(Part of a data file)
= = = = = = =

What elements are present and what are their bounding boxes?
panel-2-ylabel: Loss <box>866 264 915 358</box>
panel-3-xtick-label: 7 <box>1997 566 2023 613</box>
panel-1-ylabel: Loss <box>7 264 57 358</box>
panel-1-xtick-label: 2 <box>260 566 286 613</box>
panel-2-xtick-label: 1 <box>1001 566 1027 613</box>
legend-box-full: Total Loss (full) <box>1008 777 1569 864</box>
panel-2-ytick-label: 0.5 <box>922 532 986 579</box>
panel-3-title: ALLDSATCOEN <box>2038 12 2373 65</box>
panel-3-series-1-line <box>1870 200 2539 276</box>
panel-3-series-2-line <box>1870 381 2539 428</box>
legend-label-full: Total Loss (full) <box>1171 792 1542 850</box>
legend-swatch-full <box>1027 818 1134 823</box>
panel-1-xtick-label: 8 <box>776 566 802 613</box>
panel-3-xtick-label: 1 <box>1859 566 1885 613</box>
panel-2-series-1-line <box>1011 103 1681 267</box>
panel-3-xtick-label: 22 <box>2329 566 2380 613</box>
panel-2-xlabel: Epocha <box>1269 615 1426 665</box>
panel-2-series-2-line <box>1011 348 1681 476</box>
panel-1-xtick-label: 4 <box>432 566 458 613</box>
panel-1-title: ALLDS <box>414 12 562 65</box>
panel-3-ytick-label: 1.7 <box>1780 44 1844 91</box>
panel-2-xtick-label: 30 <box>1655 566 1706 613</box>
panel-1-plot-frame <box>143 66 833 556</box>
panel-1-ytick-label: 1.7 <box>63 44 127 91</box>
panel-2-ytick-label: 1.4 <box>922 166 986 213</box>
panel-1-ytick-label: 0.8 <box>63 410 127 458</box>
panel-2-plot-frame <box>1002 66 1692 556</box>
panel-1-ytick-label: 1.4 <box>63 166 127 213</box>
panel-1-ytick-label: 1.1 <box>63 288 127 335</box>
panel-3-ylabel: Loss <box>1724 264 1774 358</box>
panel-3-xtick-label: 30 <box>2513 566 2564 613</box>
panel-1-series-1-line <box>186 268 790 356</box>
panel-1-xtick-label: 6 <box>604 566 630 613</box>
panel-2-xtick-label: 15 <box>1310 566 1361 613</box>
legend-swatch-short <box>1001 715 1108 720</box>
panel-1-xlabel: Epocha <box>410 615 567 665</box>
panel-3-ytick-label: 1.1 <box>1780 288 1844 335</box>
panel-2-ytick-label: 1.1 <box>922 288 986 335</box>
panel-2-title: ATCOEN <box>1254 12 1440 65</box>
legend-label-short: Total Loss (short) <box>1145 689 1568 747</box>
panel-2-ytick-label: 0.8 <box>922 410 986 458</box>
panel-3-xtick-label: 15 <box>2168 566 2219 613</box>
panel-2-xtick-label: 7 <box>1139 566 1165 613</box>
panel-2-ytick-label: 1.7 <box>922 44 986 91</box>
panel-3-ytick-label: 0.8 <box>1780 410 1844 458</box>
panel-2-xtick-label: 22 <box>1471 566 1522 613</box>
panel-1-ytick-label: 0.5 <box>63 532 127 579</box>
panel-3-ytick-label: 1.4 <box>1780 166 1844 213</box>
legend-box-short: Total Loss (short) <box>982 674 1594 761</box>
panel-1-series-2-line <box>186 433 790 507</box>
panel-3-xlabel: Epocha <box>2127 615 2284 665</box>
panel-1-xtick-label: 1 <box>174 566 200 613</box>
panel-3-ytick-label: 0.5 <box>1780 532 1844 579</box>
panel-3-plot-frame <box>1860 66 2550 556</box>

= = = = = = =

Short exercise - Rewrite all the items above, replacing "Epocha" with "Epoch" wherever it appears and leaving everything else unchanged.

Answer to the task -
What elements are present and what are their bounding boxes?
panel-2-ylabel: Loss <box>866 264 915 358</box>
panel-3-xtick-label: 7 <box>1997 566 2023 613</box>
panel-1-ylabel: Loss <box>7 264 57 358</box>
panel-1-xtick-label: 2 <box>260 566 286 613</box>
panel-2-xtick-label: 1 <box>1001 566 1027 613</box>
legend-box-full: Total Loss (full) <box>1008 777 1569 864</box>
panel-2-ytick-label: 0.5 <box>922 532 986 579</box>
panel-3-title: ALLDSATCOEN <box>2038 12 2373 65</box>
panel-3-series-1-line <box>1870 200 2539 276</box>
panel-3-series-2-line <box>1870 381 2539 428</box>
legend-label-full: Total Loss (full) <box>1171 792 1542 850</box>
legend-swatch-full <box>1027 818 1134 823</box>
panel-1-xtick-label: 8 <box>776 566 802 613</box>
panel-3-xtick-label: 1 <box>1859 566 1885 613</box>
panel-2-series-1-line <box>1011 103 1681 267</box>
panel-3-xtick-label: 22 <box>2329 566 2380 613</box>
panel-2-xlabel: Epoch <box>1269 615 1426 665</box>
panel-2-series-2-line <box>1011 348 1681 476</box>
panel-1-xtick-label: 4 <box>432 566 458 613</box>
panel-1-title: ALLDS <box>414 12 562 65</box>
panel-3-ytick-label: 1.7 <box>1780 44 1844 91</box>
panel-2-xtick-label: 30 <box>1655 566 1706 613</box>
panel-1-plot-frame <box>143 66 833 556</box>
panel-1-ytick-label: 1.7 <box>63 44 127 91</box>
panel-2-ytick-label: 1.4 <box>922 166 986 213</box>
panel-1-ytick-label: 0.8 <box>63 410 127 458</box>
panel-2-plot-frame <box>1002 66 1692 556</box>
panel-1-ytick-label: 1.4 <box>63 166 127 213</box>
panel-1-ytick-label: 1.1 <box>63 288 127 335</box>
panel-3-ylabel: Loss <box>1724 264 1774 358</box>
panel-3-xtick-label: 30 <box>2513 566 2564 613</box>
panel-1-series-1-line <box>186 268 790 356</box>
panel-1-xtick-label: 6 <box>604 566 630 613</box>
panel-2-xtick-label: 15 <box>1310 566 1361 613</box>
legend-swatch-short <box>1001 715 1108 720</box>
panel-1-xlabel: Epoch <box>410 615 567 665</box>
panel-3-ytick-label: 1.1 <box>1780 288 1844 335</box>
panel-2-ytick-label: 1.1 <box>922 288 986 335</box>
panel-2-title: ATCOEN <box>1254 12 1440 65</box>
legend-label-short: Total Loss (short) <box>1145 689 1568 747</box>
panel-2-ytick-label: 0.8 <box>922 410 986 458</box>
panel-3-xtick-label: 15 <box>2168 566 2219 613</box>
panel-2-xtick-label: 7 <box>1139 566 1165 613</box>
panel-2-ytick-label: 1.7 <box>922 44 986 91</box>
panel-3-ytick-label: 0.8 <box>1780 410 1844 458</box>
panel-2-xtick-label: 22 <box>1471 566 1522 613</box>
panel-1-ytick-label: 0.5 <box>63 532 127 579</box>
panel-3-ytick-label: 1.4 <box>1780 166 1844 213</box>
legend-box-short: Total Loss (short) <box>982 674 1594 761</box>
panel-1-series-2-line <box>186 433 790 507</box>
panel-3-xlabel: Epoch <box>2127 615 2284 665</box>
panel-1-xtick-label: 1 <box>174 566 200 613</box>
panel-3-ytick-label: 0.5 <box>1780 532 1844 579</box>
panel-3-plot-frame <box>1860 66 2550 556</box>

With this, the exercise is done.